• [GIVEN EXERCISE] Set the listing down unchanged, minus every embedded image.

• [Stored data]
· · · · ·

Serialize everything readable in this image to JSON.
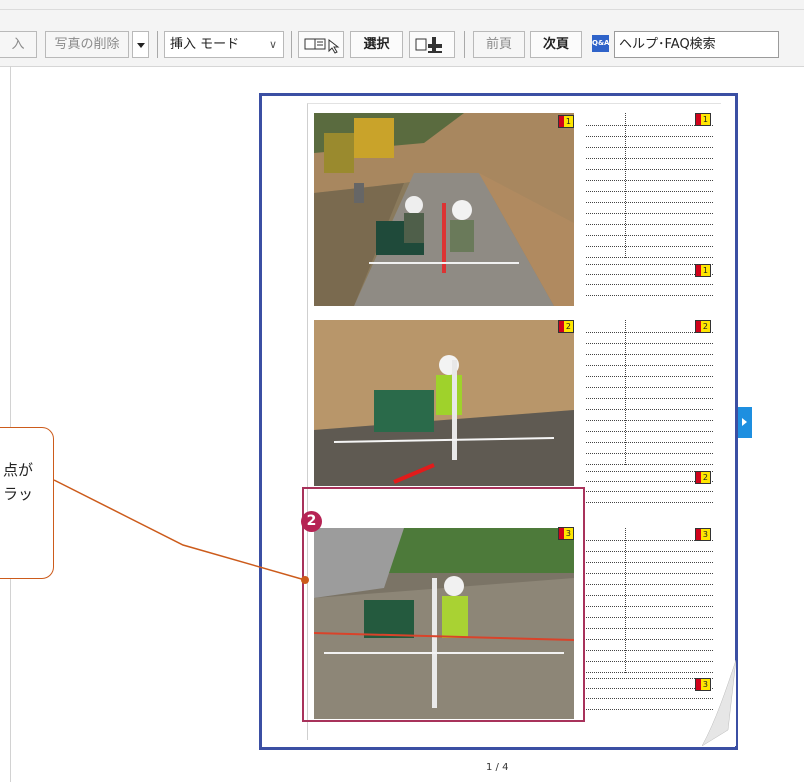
{
  "toolbar": {
    "insert_partial": "入",
    "delete_photo": "写真の削除",
    "insert_mode": "挿入 モード",
    "select": "選択",
    "prev_page": "前頁",
    "next_page": "次頁",
    "qa_icon_text": "Q&A",
    "help_search": "ヘルプ･FAQ検索"
  },
  "document": {
    "page_indicator": "1 / 4",
    "photo_numbers": [
      "1",
      "2",
      "3"
    ]
  },
  "annotation": {
    "step_number": "2",
    "callout_line1": "点が",
    "callout_line2": "ラッ"
  },
  "colors": {
    "frame": "#3b4fa3",
    "highlight": "#a8325b",
    "callout_border": "#cc5b1b",
    "nav_arrow": "#1e8fe0"
  }
}
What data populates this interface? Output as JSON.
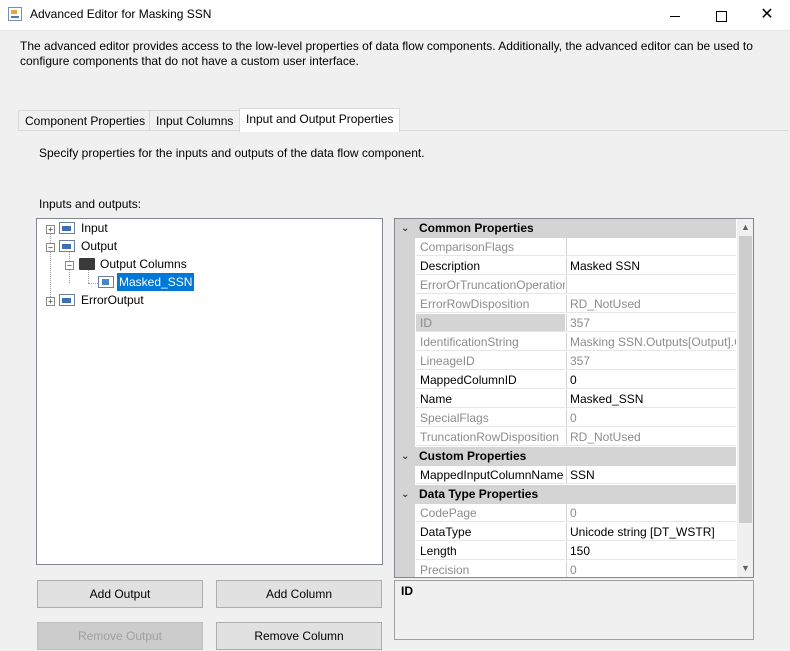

· · · · ·

• [EXERCISE ANSWER]
Serialize everything readable in this image to JSON.
{
  "toolbar": {
    "insert_partial": "入",
    "delete_photo": "写真の削除",
    "insert_mode": "挿入 モード",
    "select": "選択",
    "prev_page": "前頁",
    "next_page": "次頁",
    "qa_icon_text": "Q&A",
    "help_search": "ヘルプ･FAQ検索"
  },
  "document": {
    "page_indicator": "1 / 4",
    "photo_numbers": [
      "1",
      "2",
      "3"
    ]
  },
  "annotation": {
    "step_number": "2",
    "callout_line1": "点が",
    "callout_line2": "ラッ"
  },
  "colors": {
    "frame": "#3b4fa3",
    "highlight": "#a8325b",
    "callout_border": "#cc5b1b",
    "nav_arrow": "#1e8fe0"
  }
}
What data populates this interface? Output as JSON.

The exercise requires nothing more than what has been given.